Task directions: Each entry below is to be duplicated verbatim.

[Items from a data source]
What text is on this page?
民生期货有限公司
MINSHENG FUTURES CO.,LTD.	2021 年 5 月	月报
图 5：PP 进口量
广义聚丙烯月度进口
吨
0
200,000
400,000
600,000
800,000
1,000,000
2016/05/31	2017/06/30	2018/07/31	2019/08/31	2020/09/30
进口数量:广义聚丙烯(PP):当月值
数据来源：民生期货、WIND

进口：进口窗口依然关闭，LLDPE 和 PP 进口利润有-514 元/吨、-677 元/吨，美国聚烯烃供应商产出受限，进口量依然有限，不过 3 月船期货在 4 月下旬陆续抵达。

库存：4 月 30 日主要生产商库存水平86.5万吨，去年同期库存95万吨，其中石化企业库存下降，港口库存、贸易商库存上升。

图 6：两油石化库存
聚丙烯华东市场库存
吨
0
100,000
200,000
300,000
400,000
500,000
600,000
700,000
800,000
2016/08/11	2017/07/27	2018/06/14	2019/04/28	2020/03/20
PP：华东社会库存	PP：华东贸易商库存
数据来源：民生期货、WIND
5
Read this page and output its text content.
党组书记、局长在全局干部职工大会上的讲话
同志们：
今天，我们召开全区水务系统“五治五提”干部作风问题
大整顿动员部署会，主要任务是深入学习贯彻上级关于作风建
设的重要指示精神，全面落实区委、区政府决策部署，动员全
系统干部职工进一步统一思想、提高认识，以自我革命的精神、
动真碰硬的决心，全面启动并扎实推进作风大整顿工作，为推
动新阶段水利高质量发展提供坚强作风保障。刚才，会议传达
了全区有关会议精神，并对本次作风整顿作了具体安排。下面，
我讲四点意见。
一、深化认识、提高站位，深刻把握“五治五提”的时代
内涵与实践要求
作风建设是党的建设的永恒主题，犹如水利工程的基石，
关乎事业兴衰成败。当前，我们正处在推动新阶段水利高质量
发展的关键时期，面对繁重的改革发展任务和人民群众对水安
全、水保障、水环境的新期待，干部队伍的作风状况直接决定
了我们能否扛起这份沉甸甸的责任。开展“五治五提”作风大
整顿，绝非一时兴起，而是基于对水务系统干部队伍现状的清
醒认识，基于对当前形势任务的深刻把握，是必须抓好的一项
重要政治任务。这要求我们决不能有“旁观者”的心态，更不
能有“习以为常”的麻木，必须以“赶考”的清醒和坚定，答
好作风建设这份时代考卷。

Solution to this task:
What text is on this page?
民生期货有限公司
MINSHENG FUTURES CO.,LTD.	2021 年 5 月	月报
图 5：PP 进口量
广义聚丙烯月度进口
吨
0
200,000
400,000
600,000
800,000
1,000,000
2016/05/31	2017/06/30	2018/07/31	2019/08/31	2020/09/30
进口数量:广义聚丙烯(PP):当月值
数据来源：民生期货、WIND

进口：进口窗口依然关闭，LLDPE 和 PP 进口利润有-514 元/吨、-677 元/吨，美国聚烯烃供应商产出受限，进口量依然有限，不过 3 月船期货在 4 月下旬陆续抵达。

库存：4 月 30 日主要生产商库存水平86.5万吨，去年同期库存95万吨，其中石化企业库存下降，港口库存、贸易商库存上升。

图 6：两油石化库存
聚丙烯华东市场库存
吨
0
100,000
200,000
300,000
400,000
500,000
600,000
700,000
800,000
2016/08/11	2017/07/27	2018/06/14	2019/04/28	2020/03/20
PP：华东社会库存	PP：华东贸易商库存
数据来源：民生期货、WIND
5
Read this page and output its text content.
党组书记、局长在全局干部职工大会上的讲话
同志们：
今天，我们召开全区水务系统“五治五提”干部作风问题
大整顿动员部署会，主要任务是深入学习贯彻上级关于作风建
设的重要指示精神，全面落实区委、区政府决策部署，动员全
系统干部职工进一步统一思想、提高认识，以自我革命的精神、
动真碰硬的决心，全面启动并扎实推进作风大整顿工作，为推
动新阶段水利高质量发展提供坚强作风保障。刚才，会议传达
了全区有关会议精神，并对本次作风整顿作了具体安排。下面，
我讲四点意见。
一、深化认识、提高站位，深刻把握“五治五提”的时代
内涵与实践要求
作风建设是党的建设的永恒主题，犹如水利工程的基石，
关乎事业兴衰成败。当前，我们正处在推动新阶段水利高质量
发展的关键时期，面对繁重的改革发展任务和人民群众对水安
全、水保障、水环境的新期待，干部队伍的作风状况直接决定
了我们能否扛起这份沉甸甸的责任。开展“五治五提”作风大
整顿，绝非一时兴起，而是基于对水务系统干部队伍现状的清
醒认识，基于对当前形势任务的深刻把握，是必须抓好的一项
重要政治任务。这要求我们决不能有“旁观者”的心态，更不
能有“习以为常”的麻木，必须以“赶考”的清醒和坚定，答
好作风建设这份时代考卷。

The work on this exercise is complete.